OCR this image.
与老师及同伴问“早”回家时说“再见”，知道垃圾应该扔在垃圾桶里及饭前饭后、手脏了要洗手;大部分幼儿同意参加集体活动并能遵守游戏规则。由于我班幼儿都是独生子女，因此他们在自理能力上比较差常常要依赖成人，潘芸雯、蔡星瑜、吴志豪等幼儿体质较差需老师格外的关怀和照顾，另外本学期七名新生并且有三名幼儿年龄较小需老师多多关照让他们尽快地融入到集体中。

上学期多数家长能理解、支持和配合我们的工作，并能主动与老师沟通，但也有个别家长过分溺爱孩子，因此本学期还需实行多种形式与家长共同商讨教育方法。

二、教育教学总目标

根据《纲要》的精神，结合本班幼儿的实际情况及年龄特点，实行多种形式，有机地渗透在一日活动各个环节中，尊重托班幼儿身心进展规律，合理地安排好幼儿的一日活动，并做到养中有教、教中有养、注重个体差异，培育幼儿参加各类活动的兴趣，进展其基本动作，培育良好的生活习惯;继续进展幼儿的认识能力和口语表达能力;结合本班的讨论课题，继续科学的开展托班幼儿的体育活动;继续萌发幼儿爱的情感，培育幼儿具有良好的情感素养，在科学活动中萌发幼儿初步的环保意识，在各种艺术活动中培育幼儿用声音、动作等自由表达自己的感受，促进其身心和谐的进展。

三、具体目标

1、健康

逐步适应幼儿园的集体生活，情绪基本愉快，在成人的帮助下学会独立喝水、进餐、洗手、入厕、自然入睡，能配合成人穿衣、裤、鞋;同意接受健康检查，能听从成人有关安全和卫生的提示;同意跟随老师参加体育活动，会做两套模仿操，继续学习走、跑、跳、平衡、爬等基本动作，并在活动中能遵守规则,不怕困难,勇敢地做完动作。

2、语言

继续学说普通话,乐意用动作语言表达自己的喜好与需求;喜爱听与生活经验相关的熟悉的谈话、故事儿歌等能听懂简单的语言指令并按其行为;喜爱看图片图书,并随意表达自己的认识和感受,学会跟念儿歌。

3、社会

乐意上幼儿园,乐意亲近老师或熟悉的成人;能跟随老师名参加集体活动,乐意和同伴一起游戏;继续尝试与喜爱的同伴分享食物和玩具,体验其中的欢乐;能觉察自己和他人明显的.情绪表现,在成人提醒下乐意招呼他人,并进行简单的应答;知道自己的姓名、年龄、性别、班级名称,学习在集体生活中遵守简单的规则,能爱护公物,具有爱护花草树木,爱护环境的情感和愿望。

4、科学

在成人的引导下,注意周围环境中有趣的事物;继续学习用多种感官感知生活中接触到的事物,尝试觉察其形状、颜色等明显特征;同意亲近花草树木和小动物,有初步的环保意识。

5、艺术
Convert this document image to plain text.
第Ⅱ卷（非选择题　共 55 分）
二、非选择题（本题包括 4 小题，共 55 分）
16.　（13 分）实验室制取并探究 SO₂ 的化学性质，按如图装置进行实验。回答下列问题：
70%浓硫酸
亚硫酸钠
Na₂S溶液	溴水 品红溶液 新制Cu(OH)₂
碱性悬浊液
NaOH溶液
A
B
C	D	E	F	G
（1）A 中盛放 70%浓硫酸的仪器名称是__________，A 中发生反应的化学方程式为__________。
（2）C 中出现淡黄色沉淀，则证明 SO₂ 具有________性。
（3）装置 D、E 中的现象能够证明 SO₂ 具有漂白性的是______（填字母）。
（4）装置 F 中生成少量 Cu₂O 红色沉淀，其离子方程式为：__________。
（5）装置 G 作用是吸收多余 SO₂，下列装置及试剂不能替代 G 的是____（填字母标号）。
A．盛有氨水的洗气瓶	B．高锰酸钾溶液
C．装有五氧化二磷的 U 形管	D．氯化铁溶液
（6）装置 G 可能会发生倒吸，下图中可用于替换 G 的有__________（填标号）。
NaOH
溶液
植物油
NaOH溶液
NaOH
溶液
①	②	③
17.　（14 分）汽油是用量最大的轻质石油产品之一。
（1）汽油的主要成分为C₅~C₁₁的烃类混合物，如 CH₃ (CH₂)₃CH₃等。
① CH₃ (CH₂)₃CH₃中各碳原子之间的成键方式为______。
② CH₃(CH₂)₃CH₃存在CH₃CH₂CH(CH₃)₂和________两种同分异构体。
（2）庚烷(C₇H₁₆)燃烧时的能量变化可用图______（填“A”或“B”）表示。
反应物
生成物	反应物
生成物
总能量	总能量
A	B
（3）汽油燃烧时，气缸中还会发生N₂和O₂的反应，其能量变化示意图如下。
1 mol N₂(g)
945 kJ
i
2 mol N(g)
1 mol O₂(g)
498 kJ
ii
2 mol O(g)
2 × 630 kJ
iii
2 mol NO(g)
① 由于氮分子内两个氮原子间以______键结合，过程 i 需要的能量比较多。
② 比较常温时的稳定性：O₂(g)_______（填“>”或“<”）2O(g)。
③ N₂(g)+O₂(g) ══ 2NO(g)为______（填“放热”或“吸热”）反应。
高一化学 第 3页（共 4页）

——————————

Go through the lines above. Select every one that has the string "this".

OCR this image.
Convert this document image to plain text.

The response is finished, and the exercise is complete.